* ENTRIES SHOWN *
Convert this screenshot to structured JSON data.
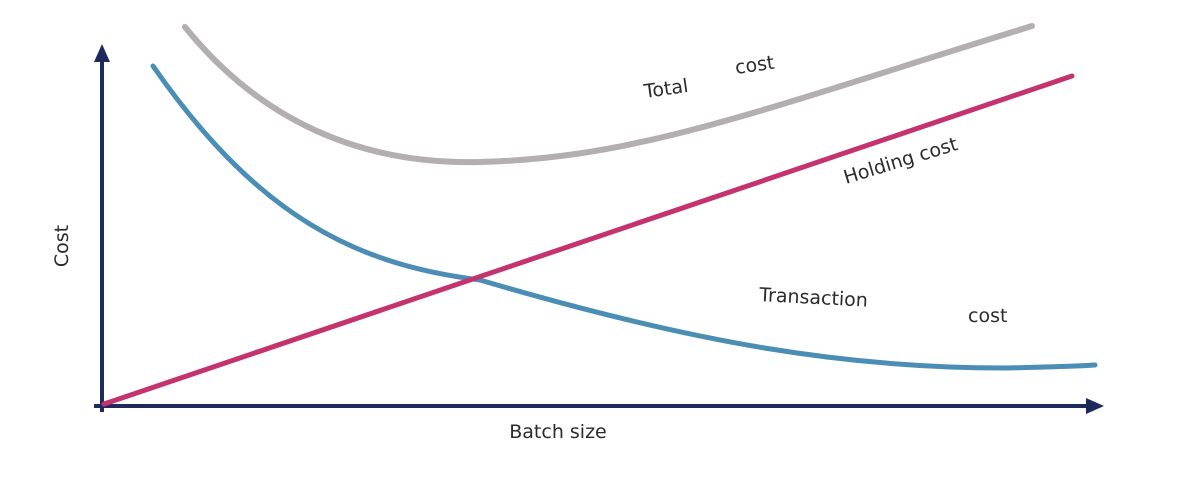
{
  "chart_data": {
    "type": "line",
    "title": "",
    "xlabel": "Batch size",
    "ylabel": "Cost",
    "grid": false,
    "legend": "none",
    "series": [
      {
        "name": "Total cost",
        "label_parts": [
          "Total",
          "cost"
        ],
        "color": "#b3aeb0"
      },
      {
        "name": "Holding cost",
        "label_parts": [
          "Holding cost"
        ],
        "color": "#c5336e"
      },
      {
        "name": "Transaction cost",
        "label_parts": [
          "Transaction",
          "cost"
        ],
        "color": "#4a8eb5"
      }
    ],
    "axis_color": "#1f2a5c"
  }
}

* TASK GOAL *
Write every entry out again exactly, dropping the pictures.

* CORRECT OUTPUT *
Convert this screenshot to structured JSON data.
{
  "chart_data": {
    "type": "line",
    "title": "",
    "xlabel": "Batch size",
    "ylabel": "Cost",
    "grid": false,
    "legend": "none",
    "series": [
      {
        "name": "Total cost",
        "label_parts": [
          "Total",
          "cost"
        ],
        "color": "#b3aeb0"
      },
      {
        "name": "Holding cost",
        "label_parts": [
          "Holding cost"
        ],
        "color": "#c5336e"
      },
      {
        "name": "Transaction cost",
        "label_parts": [
          "Transaction",
          "cost"
        ],
        "color": "#4a8eb5"
      }
    ],
    "axis_color": "#1f2a5c"
  }
}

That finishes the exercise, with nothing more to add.